# Problem to solve
For the listing below, give the number of lines in which "name" occurs. Add nothing.
-----
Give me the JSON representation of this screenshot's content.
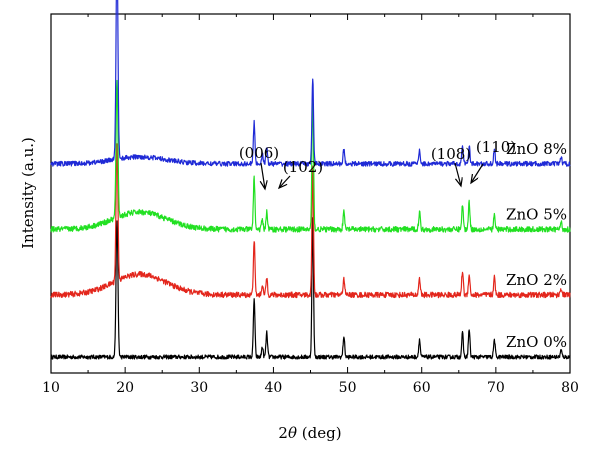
{
  "chart_data": {
    "type": "line",
    "xlabel_pre": "2",
    "xlabel_theta": "θ",
    "xlabel_post": " (deg)",
    "ylabel": "Intensity (a.u.)",
    "xlim": [
      10,
      80
    ],
    "xticks": [
      10,
      20,
      30,
      40,
      50,
      60,
      70,
      80
    ],
    "y_ticks_shown": false,
    "grid": false,
    "peaks": [
      {
        "pos": 18.9,
        "w": 0.18
      },
      {
        "pos": 37.4,
        "w": 0.15
      },
      {
        "pos": 38.5,
        "w": 0.14
      },
      {
        "pos": 39.1,
        "w": 0.15
      },
      {
        "pos": 45.3,
        "w": 0.15
      },
      {
        "pos": 49.5,
        "w": 0.15
      },
      {
        "pos": 59.7,
        "w": 0.15
      },
      {
        "pos": 65.5,
        "w": 0.15
      },
      {
        "pos": 66.4,
        "w": 0.15
      },
      {
        "pos": 69.8,
        "w": 0.15
      },
      {
        "pos": 78.8,
        "w": 0.15
      }
    ],
    "series": [
      {
        "name": "ZnO 0%",
        "color": "#000000",
        "baseline": 0.0,
        "noise": 0.006,
        "amplitudes": [
          0.4,
          0.17,
          0.03,
          0.07,
          0.4,
          0.06,
          0.05,
          0.07,
          0.08,
          0.05,
          0.02
        ],
        "hump": 0.0
      },
      {
        "name": "ZnO 2%",
        "color": "#e3261c",
        "baseline": 0.18,
        "noise": 0.008,
        "amplitudes": [
          0.4,
          0.16,
          0.03,
          0.05,
          0.38,
          0.05,
          0.05,
          0.07,
          0.06,
          0.05,
          0.02
        ],
        "hump": 0.06
      },
      {
        "name": "ZnO 5%",
        "color": "#22e022",
        "baseline": 0.37,
        "noise": 0.008,
        "amplitudes": [
          0.4,
          0.15,
          0.03,
          0.05,
          0.4,
          0.05,
          0.05,
          0.07,
          0.08,
          0.04,
          0.02
        ],
        "hump": 0.05
      },
      {
        "name": "ZnO 8%",
        "color": "#1f2ad6",
        "baseline": 0.56,
        "noise": 0.007,
        "amplitudes": [
          0.6,
          0.12,
          0.03,
          0.05,
          0.25,
          0.04,
          0.04,
          0.05,
          0.05,
          0.04,
          0.02
        ],
        "hump": 0.02
      }
    ],
    "annotations": [
      {
        "text": "(006)",
        "peak": 38.5
      },
      {
        "text": "(102)",
        "peak": 39.5
      },
      {
        "text": "(108)",
        "peak": 65.5
      },
      {
        "text": "(110)",
        "peak": 66.5
      }
    ]
  }
}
-----
# Result below
4